*Task to carry out:* Make an exact copy of each entry, leaving out every picture.

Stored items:
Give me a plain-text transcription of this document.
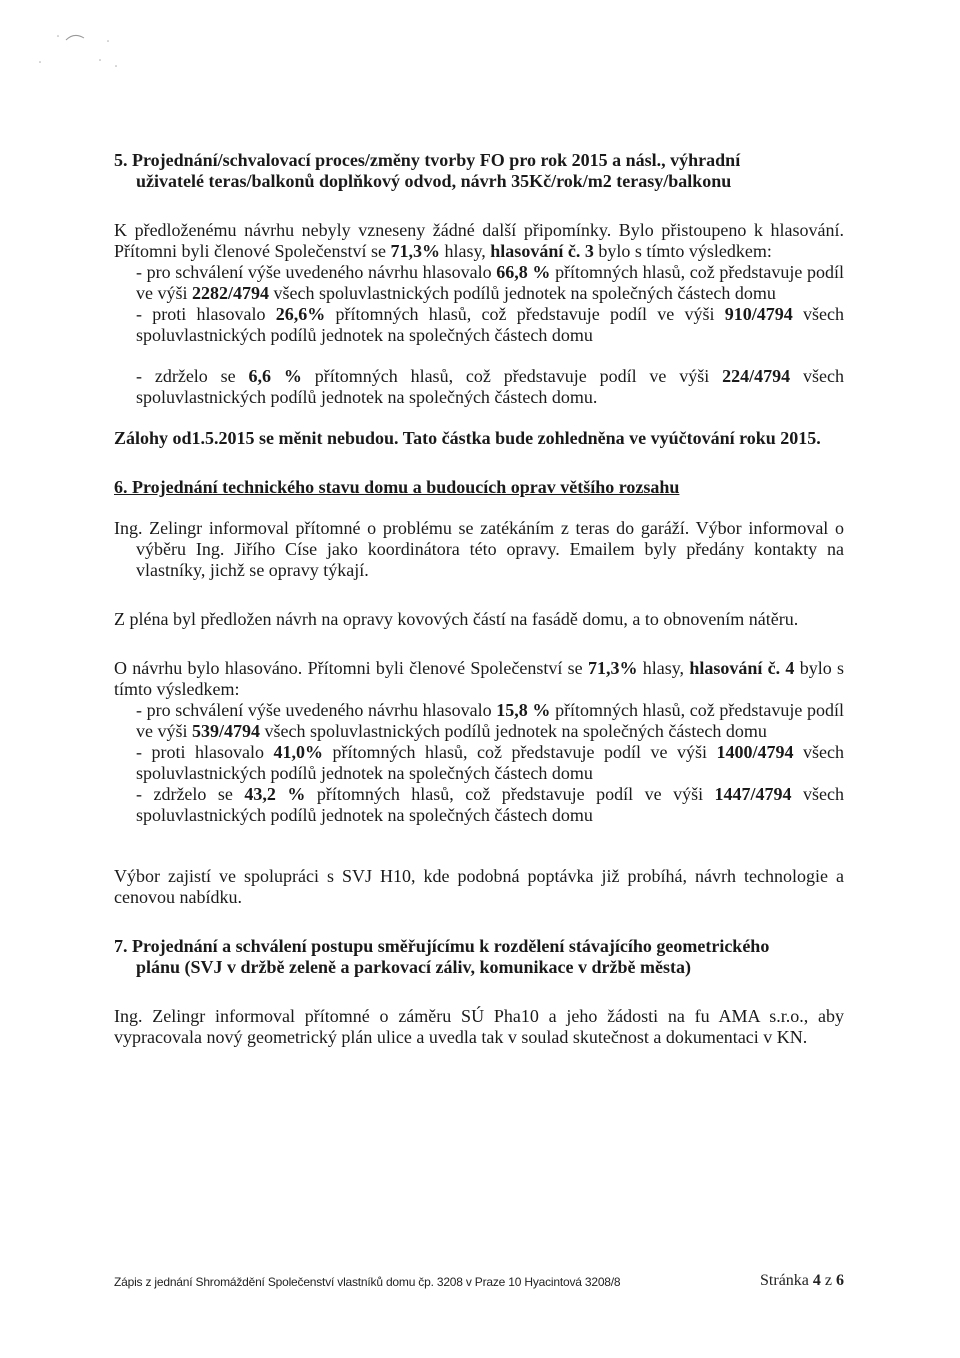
5. Projednání/schvalovací proces/změny tvorby FO pro rok 2015 a násl., výhradní
uživatelé teras/balkonů doplňkový odvod, návrh 35Kč/rok/m2 terasy/balkonu

K předloženému návrhu nebyly vzneseny žádné další připomínky. Bylo přistoupeno k hlasování. Přítomni byli členové Společenství se 71,3% hlasy, hlasování č. 3 bylo s tímto výsledkem:

- pro schválení výše uvedeného návrhu hlasovalo 66,8 % přítomných hlasů, což představuje podíl ve výši 2282/4794 všech spoluvlastnických podílů jednotek na společných částech domu

- proti hlasovalo 26,6% přítomných hlasů, což představuje podíl ve výši 910/4794 všech spoluvlastnických podílů jednotek na společných částech domu

- zdrželo se 6,6 % přítomných hlasů, což představuje podíl ve výši 224/4794 všech spoluvlastnických podílů jednotek na společných částech domu.

Zálohy od1.5.2015 se měnit nebudou. Tato částka bude zohledněna ve vyúčtování roku 2015.

6. Projednání technického stavu domu a budoucích oprav většího rozsahu

Ing. Zelingr informoval přítomné o problému se zatékáním z teras do garáží. Výbor informoval o výběru Ing. Jiřího Císe jako koordinátora této opravy. Emailem byly předány kontakty na vlastníky, jichž se opravy týkají.

Z pléna byl předložen návrh na opravy kovových částí na fasádě domu, a to obnovením nátěru.

O návrhu bylo hlasováno. Přítomni byli členové Společenství se 71,3% hlasy, hlasování č. 4 bylo s tímto výsledkem:

- pro schválení výše uvedeného návrhu hlasovalo 15,8 % přítomných hlasů, což představuje podíl ve výši 539/4794 všech spoluvlastnických podílů jednotek na společných částech domu

- proti hlasovalo 41,0% přítomných hlasů, což představuje podíl ve výši 1400/4794 všech spoluvlastnických podílů jednotek na společných částech domu

- zdrželo se 43,2 % přítomných hlasů, což představuje podíl ve výši 1447/4794 všech spoluvlastnických podílů jednotek na společných částech domu

Výbor zajistí ve spolupráci s SVJ H10, kde podobná poptávka již probíhá, návrh technologie a cenovou nabídku.

7. Projednání a schválení postupu směřujícímu k rozdělení stávajícího geometrického
plánu (SVJ v držbě zeleně a parkovací záliv, komunikace v držbě města)

Ing. Zelingr informoval přítomné o záměru SÚ Pha10 a jeho žádosti na fu AMA s.r.o., aby vypracovala nový geometrický plán ulice a uvedla tak v soulad skutečnost a dokumentaci v KN.

Zápis z jednání Shromáždění Společenství vlastníků domu čp. 3208 v Praze 10 Hyacintová 3208/8	Stránka 4 z 6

*Exercise solution:*
Give me a plain-text transcription of this document.
5. Projednání/schvalovací proces/změny tvorby FO pro rok 2015 a násl., výhradní
uživatelé teras/balkonů doplňkový odvod, návrh 35Kč/rok/m2 terasy/balkonu

K předloženému návrhu nebyly vzneseny žádné další připomínky. Bylo přistoupeno k hlasování. Přítomni byli členové Společenství se 71,3% hlasy, hlasování č. 3 bylo s tímto výsledkem:

- pro schválení výše uvedeného návrhu hlasovalo 66,8 % přítomných hlasů, což představuje podíl ve výši 2282/4794 všech spoluvlastnických podílů jednotek na společných částech domu

- proti hlasovalo 26,6% přítomných hlasů, což představuje podíl ve výši 910/4794 všech spoluvlastnických podílů jednotek na společných částech domu

- zdrželo se 6,6 % přítomných hlasů, což představuje podíl ve výši 224/4794 všech spoluvlastnických podílů jednotek na společných částech domu.

Zálohy od1.5.2015 se měnit nebudou. Tato částka bude zohledněna ve vyúčtování roku 2015.

6. Projednání technického stavu domu a budoucích oprav většího rozsahu

Ing. Zelingr informoval přítomné o problému se zatékáním z teras do garáží. Výbor informoval o výběru Ing. Jiřího Císe jako koordinátora této opravy. Emailem byly předány kontakty na vlastníky, jichž se opravy týkají.

Z pléna byl předložen návrh na opravy kovových částí na fasádě domu, a to obnovením nátěru.

O návrhu bylo hlasováno. Přítomni byli členové Společenství se 71,3% hlasy, hlasování č. 4 bylo s tímto výsledkem:

- pro schválení výše uvedeného návrhu hlasovalo 15,8 % přítomných hlasů, což představuje podíl ve výši 539/4794 všech spoluvlastnických podílů jednotek na společných částech domu

- proti hlasovalo 41,0% přítomných hlasů, což představuje podíl ve výši 1400/4794 všech spoluvlastnických podílů jednotek na společných částech domu

- zdrželo se 43,2 % přítomných hlasů, což představuje podíl ve výši 1447/4794 všech spoluvlastnických podílů jednotek na společných částech domu

Výbor zajistí ve spolupráci s SVJ H10, kde podobná poptávka již probíhá, návrh technologie a cenovou nabídku.

7. Projednání a schválení postupu směřujícímu k rozdělení stávajícího geometrického
plánu (SVJ v držbě zeleně a parkovací záliv, komunikace v držbě města)

Ing. Zelingr informoval přítomné o záměru SÚ Pha10 a jeho žádosti na fu AMA s.r.o., aby vypracovala nový geometrický plán ulice a uvedla tak v soulad skutečnost a dokumentaci v KN.

Zápis z jednání Shromáždění Společenství vlastníků domu čp. 3208 v Praze 10 Hyacintová 3208/8	Stránka 4 z 6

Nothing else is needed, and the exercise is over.